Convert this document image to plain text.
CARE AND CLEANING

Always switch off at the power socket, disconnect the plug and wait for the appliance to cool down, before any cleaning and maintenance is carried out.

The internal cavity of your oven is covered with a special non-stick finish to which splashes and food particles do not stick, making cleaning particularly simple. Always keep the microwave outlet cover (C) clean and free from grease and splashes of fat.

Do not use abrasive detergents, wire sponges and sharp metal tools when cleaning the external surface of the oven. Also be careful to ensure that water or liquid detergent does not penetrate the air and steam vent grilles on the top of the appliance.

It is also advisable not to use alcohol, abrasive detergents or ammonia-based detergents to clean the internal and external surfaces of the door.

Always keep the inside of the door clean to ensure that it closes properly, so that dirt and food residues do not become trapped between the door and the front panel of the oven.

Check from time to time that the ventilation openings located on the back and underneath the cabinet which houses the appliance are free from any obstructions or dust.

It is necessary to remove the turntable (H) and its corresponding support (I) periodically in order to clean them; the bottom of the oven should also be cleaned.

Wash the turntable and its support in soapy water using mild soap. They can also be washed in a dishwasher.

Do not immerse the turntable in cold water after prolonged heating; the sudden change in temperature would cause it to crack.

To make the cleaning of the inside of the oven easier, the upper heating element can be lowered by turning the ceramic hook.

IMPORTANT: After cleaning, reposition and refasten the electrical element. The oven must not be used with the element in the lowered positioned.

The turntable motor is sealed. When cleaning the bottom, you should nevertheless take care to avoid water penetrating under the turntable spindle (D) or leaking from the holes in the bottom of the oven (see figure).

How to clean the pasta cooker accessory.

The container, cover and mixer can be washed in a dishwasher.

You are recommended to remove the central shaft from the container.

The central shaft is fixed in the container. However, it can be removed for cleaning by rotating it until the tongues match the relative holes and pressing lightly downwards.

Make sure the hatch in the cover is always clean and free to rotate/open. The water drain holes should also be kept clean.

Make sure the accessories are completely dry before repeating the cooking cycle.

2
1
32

######

- [YOUR INSTRUCTIONS]:
Figure out how many lines of the data above include "heating", then give the number and nothing more.

- [COMPLETE ANSWER]:
2